Written problem — Print the entire listing. Each line must match the original exactly.

Dataset records —
------------------------------------------------------------------------

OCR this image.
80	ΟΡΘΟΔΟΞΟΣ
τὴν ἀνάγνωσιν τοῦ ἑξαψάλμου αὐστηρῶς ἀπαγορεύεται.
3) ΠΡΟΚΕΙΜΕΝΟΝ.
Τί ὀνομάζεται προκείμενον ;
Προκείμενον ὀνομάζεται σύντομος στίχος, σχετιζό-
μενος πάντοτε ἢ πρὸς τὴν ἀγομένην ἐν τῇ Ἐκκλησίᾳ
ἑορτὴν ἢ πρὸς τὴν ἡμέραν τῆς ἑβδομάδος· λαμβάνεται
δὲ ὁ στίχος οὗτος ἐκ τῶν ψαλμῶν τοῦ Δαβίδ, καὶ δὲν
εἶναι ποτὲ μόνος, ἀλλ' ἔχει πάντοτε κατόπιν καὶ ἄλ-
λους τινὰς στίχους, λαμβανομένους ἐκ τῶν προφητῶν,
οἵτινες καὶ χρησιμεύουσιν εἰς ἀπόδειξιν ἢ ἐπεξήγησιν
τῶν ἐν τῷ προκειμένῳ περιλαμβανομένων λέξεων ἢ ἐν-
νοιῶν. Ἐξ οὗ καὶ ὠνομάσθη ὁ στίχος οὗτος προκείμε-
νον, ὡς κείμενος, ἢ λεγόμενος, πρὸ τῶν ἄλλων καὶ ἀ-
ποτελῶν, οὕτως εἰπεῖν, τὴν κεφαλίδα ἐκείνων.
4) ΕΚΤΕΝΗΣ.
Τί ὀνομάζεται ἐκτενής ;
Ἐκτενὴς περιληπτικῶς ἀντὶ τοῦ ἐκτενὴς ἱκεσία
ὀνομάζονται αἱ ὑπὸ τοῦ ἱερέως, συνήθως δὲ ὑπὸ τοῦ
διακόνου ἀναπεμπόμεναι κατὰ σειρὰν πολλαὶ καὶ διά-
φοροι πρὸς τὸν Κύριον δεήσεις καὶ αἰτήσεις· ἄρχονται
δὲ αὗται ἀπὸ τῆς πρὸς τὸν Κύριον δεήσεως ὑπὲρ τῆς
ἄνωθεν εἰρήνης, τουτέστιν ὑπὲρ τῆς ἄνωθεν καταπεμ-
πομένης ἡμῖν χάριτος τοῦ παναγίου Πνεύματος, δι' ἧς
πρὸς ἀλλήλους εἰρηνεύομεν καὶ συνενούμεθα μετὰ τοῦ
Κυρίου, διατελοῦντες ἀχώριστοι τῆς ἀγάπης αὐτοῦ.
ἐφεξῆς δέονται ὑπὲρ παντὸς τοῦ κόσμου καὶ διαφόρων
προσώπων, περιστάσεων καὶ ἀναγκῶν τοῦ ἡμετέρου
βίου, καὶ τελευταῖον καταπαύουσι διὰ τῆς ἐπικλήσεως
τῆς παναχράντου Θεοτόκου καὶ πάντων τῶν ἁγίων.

------------------------------------------------------------------------

Output for this exercise —
OCR this image.
80	ΟΡΘΟΔΟΞΟΣ
τὴν ἀνάγνωσιν τοῦ ἑξαψάλμου αὐστηρῶς ἀπαγορεύεται.
3) ΠΡΟΚΕΙΜΕΝΟΝ.
Τί ὀνομάζεται προκείμενον ;
Προκείμενον ὀνομάζεται σύντομος στίχος, σχετιζό-
μενος πάντοτε ἢ πρὸς τὴν ἀγομένην ἐν τῇ Ἐκκλησίᾳ
ἑορτὴν ἢ πρὸς τὴν ἡμέραν τῆς ἑβδομάδος· λαμβάνεται
δὲ ὁ στίχος οὗτος ἐκ τῶν ψαλμῶν τοῦ Δαβίδ, καὶ δὲν
εἶναι ποτὲ μόνος, ἀλλ' ἔχει πάντοτε κατόπιν καὶ ἄλ-
λους τινὰς στίχους, λαμβανομένους ἐκ τῶν προφητῶν,
οἵτινες καὶ χρησιμεύουσιν εἰς ἀπόδειξιν ἢ ἐπεξήγησιν
τῶν ἐν τῷ προκειμένῳ περιλαμβανομένων λέξεων ἢ ἐν-
νοιῶν. Ἐξ οὗ καὶ ὠνομάσθη ὁ στίχος οὗτος προκείμε-
νον, ὡς κείμενος, ἢ λεγόμενος, πρὸ τῶν ἄλλων καὶ ἀ-
ποτελῶν, οὕτως εἰπεῖν, τὴν κεφαλίδα ἐκείνων.
4) ΕΚΤΕΝΗΣ.
Τί ὀνομάζεται ἐκτενής ;
Ἐκτενὴς περιληπτικῶς ἀντὶ τοῦ ἐκτενὴς ἱκεσία
ὀνομάζονται αἱ ὑπὸ τοῦ ἱερέως, συνήθως δὲ ὑπὸ τοῦ
διακόνου ἀναπεμπόμεναι κατὰ σειρὰν πολλαὶ καὶ διά-
φοροι πρὸς τὸν Κύριον δεήσεις καὶ αἰτήσεις· ἄρχονται
δὲ αὗται ἀπὸ τῆς πρὸς τὸν Κύριον δεήσεως ὑπὲρ τῆς
ἄνωθεν εἰρήνης, τουτέστιν ὑπὲρ τῆς ἄνωθεν καταπεμ-
πομένης ἡμῖν χάριτος τοῦ παναγίου Πνεύματος, δι' ἧς
πρὸς ἀλλήλους εἰρηνεύομεν καὶ συνενούμεθα μετὰ τοῦ
Κυρίου, διατελοῦντες ἀχώριστοι τῆς ἀγάπης αὐτοῦ.
ἐφεξῆς δέονται ὑπὲρ παντὸς τοῦ κόσμου καὶ διαφόρων
προσώπων, περιστάσεων καὶ ἀναγκῶν τοῦ ἡμετέρου
βίου, καὶ τελευταῖον καταπαύουσι διὰ τῆς ἐπικλήσεως
τῆς παναχράντου Θεοτόκου καὶ πάντων τῶν ἁγίων.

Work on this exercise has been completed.